**What to do**
Without altering a word, return the records below, but exclude the pictures.

*** Opening of Source data ***

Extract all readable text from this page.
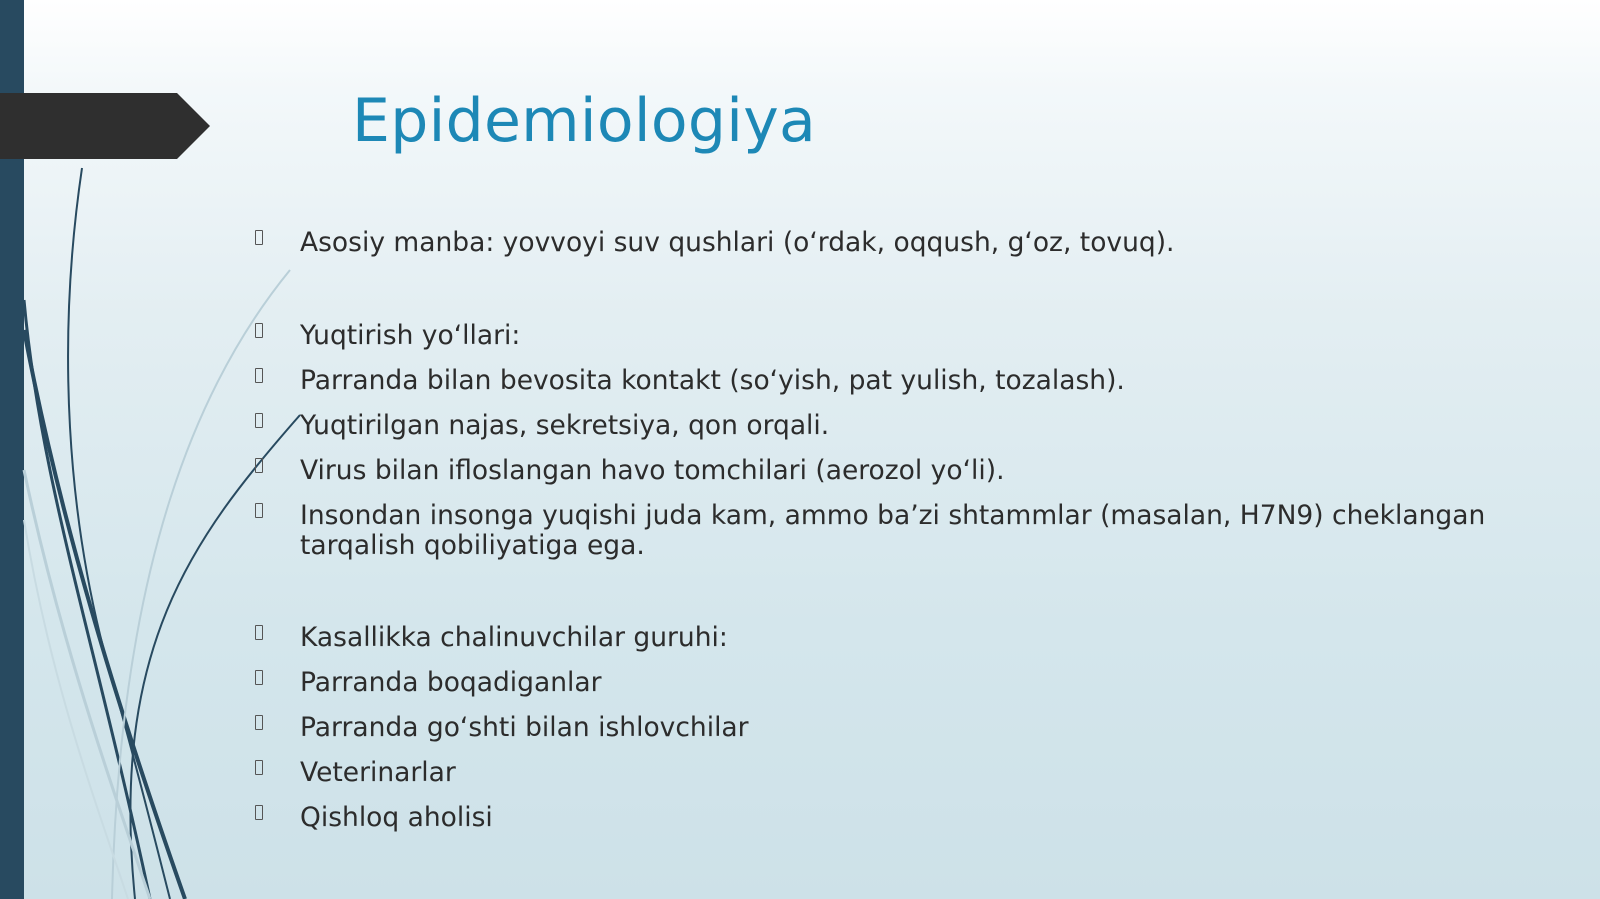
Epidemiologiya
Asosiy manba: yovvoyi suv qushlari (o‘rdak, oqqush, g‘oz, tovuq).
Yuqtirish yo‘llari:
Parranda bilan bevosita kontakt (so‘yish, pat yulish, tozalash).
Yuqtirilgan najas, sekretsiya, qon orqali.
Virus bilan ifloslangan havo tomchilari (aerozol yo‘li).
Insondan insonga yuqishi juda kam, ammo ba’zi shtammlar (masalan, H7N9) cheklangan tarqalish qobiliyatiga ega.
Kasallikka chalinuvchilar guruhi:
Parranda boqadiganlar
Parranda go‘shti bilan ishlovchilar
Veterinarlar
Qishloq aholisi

*** Close of Source data ***

**Your response**
Extract all readable text from this page.
Epidemiologiya
Asosiy manba: yovvoyi suv qushlari (o‘rdak, oqqush, g‘oz, tovuq).
Yuqtirish yo‘llari:
Parranda bilan bevosita kontakt (so‘yish, pat yulish, tozalash).
Yuqtirilgan najas, sekretsiya, qon orqali.
Virus bilan ifloslangan havo tomchilari (aerozol yo‘li).
Insondan insonga yuqishi juda kam, ammo ba’zi shtammlar (masalan, H7N9) cheklangan tarqalish qobiliyatiga ega.
Kasallikka chalinuvchilar guruhi:
Parranda boqadiganlar
Parranda go‘shti bilan ishlovchilar
Veterinarlar
Qishloq aholisi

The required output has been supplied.